-- BEGIN TASK MATERIAL --

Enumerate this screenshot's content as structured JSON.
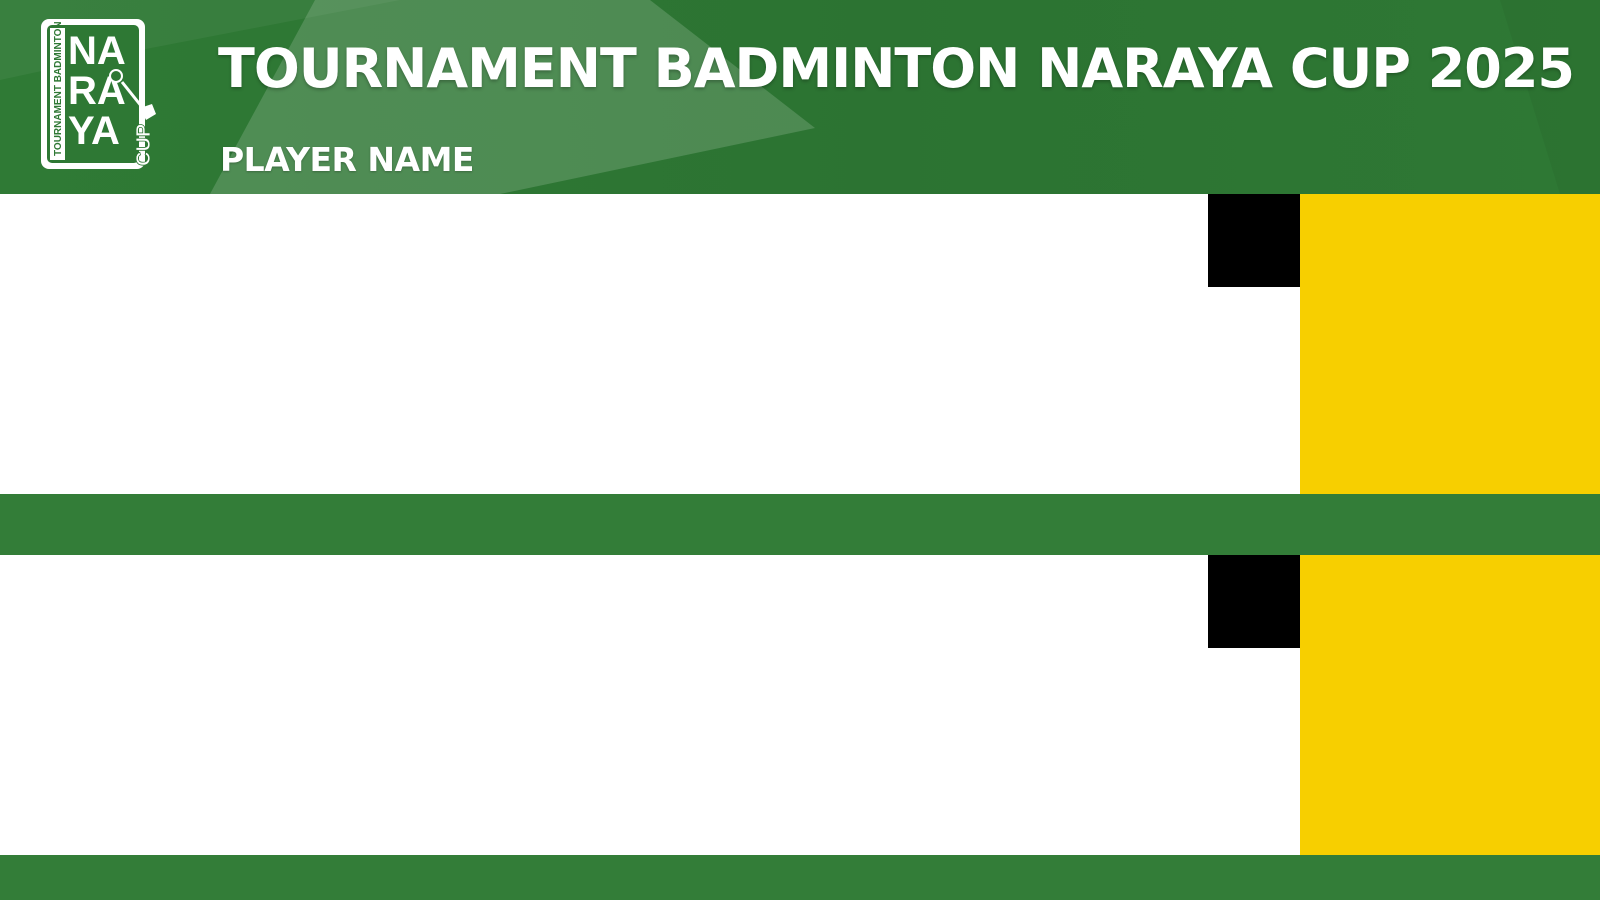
{
  "header": {
    "title": "TOURNAMENT BADMINTON NARAYA CUP 2025",
    "subtitle": "PLAYER NAME",
    "logo": {
      "icon": "naraya-cup-logo-icon",
      "text_side": "TOURNAMENT BADMINTON",
      "text_main": [
        "NA",
        "RA",
        "YA",
        "CUP"
      ]
    }
  },
  "players": [
    {
      "name": "",
      "score": "",
      "serving": true
    },
    {
      "name": "",
      "score": "",
      "serving": true
    }
  ],
  "colors": {
    "header_green": "#2e7834",
    "divider_green": "#337d38",
    "score_yellow": "#f7cf00",
    "serve_black": "#000000",
    "panel_white": "#ffffff"
  }
}
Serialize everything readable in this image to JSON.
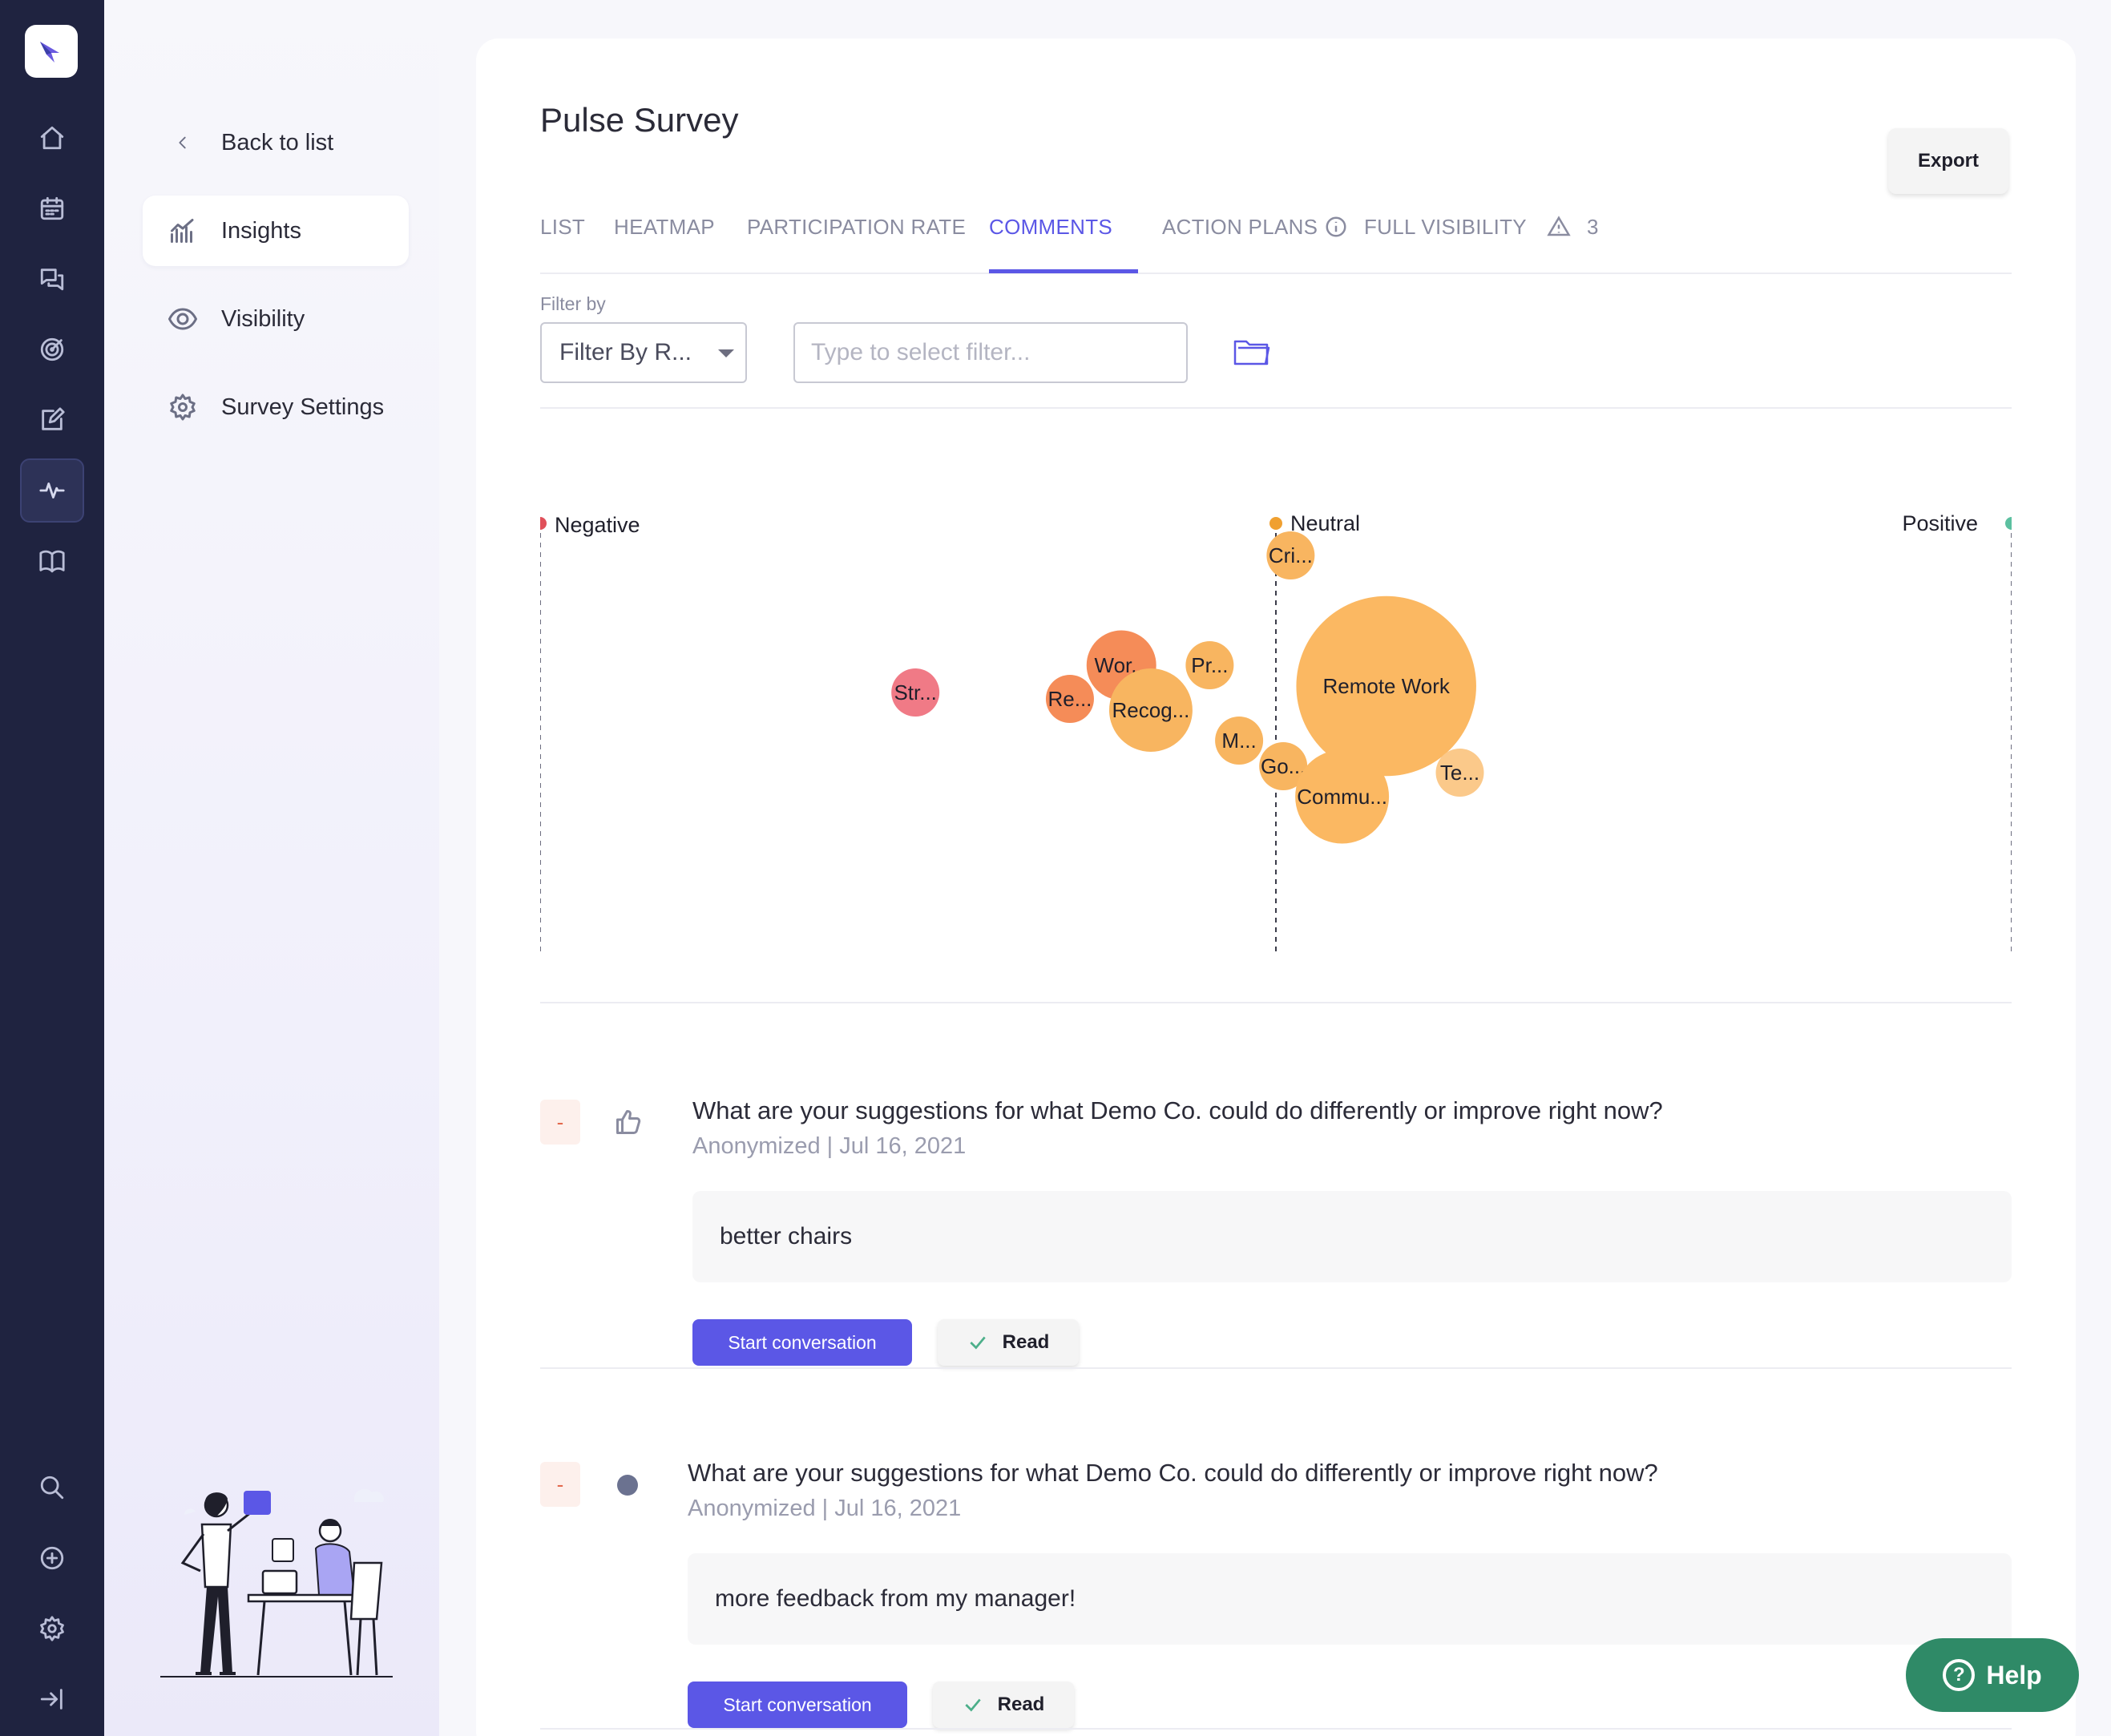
{
  "sidebar": {
    "back_label": "Back to list",
    "items": [
      {
        "label": "Insights"
      },
      {
        "label": "Visibility"
      },
      {
        "label": "Survey Settings"
      }
    ]
  },
  "header": {
    "title": "Pulse Survey",
    "export_label": "Export",
    "tabs": [
      {
        "label": "LIST"
      },
      {
        "label": "HEATMAP"
      },
      {
        "label": "PARTICIPATION RATE"
      },
      {
        "label": "COMMENTS",
        "active": true
      },
      {
        "label": "ACTION PLANS"
      },
      {
        "label": "FULL VISIBILITY"
      },
      {
        "label": "3"
      }
    ]
  },
  "filter": {
    "label": "Filter by",
    "select_value": "Filter By R...",
    "input_placeholder": "Type to select filter..."
  },
  "chart_data": {
    "type": "scatter",
    "axis_labels": {
      "negative": "Negative",
      "neutral": "Neutral",
      "positive": "Positive"
    },
    "x_range": [
      -1,
      1
    ],
    "colors": {
      "negative": "#e0505a",
      "neutral": "#f0a030",
      "positive": "#5cc0a0"
    },
    "bubbles": [
      {
        "label": "Cri...",
        "sentiment": 0.02,
        "size": 1.0,
        "color": "#f8b560"
      },
      {
        "label": "Remote Work",
        "sentiment": 0.15,
        "size": 14.0,
        "color": "#fbb862"
      },
      {
        "label": "Pr...",
        "sentiment": -0.09,
        "size": 1.0,
        "color": "#f8b560"
      },
      {
        "label": "Wor...",
        "sentiment": -0.21,
        "size": 2.1,
        "color": "#f58c58"
      },
      {
        "label": "Str...",
        "sentiment": -0.49,
        "size": 1.0,
        "color": "#f07a86"
      },
      {
        "label": "Re...",
        "sentiment": -0.28,
        "size": 1.0,
        "color": "#f58c58"
      },
      {
        "label": "Recog...",
        "sentiment": -0.17,
        "size": 3.0,
        "color": "#f8b560"
      },
      {
        "label": "M...",
        "sentiment": -0.05,
        "size": 1.0,
        "color": "#f8b560"
      },
      {
        "label": "Go...",
        "sentiment": 0.01,
        "size": 1.0,
        "color": "#f8b560"
      },
      {
        "label": "Te...",
        "sentiment": 0.25,
        "size": 1.0,
        "color": "#fbc98a"
      },
      {
        "label": "Commu...",
        "sentiment": 0.09,
        "size": 3.8,
        "color": "#fbb862"
      }
    ]
  },
  "comments": [
    {
      "sentiment": "-",
      "question": "What are your suggestions for what Demo Co. could do differently or improve right now?",
      "author": "Anonymized",
      "date": "Jul 16, 2021",
      "meta": "Anonymized  |  Jul 16, 2021",
      "answer": "better chairs",
      "primary_label": "Start conversation",
      "read_label": "Read"
    },
    {
      "sentiment": "-",
      "question": "What are your suggestions for what Demo Co. could do differently or improve right now?",
      "author": "Anonymized",
      "date": "Jul 16, 2021",
      "meta": "Anonymized  |  Jul 16, 2021",
      "answer": "more feedback from my manager!",
      "primary_label": "Start conversation",
      "read_label": "Read"
    }
  ],
  "help": {
    "label": "Help"
  }
}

-- END TASK MATERIAL --

> TASK DESCRIPTION: Find all lines with "this" in them and copy each one.

> FULL RESPONSE:
Enumerate this screenshot's content as structured JSON.
Serialize everything readable in this image to JSON.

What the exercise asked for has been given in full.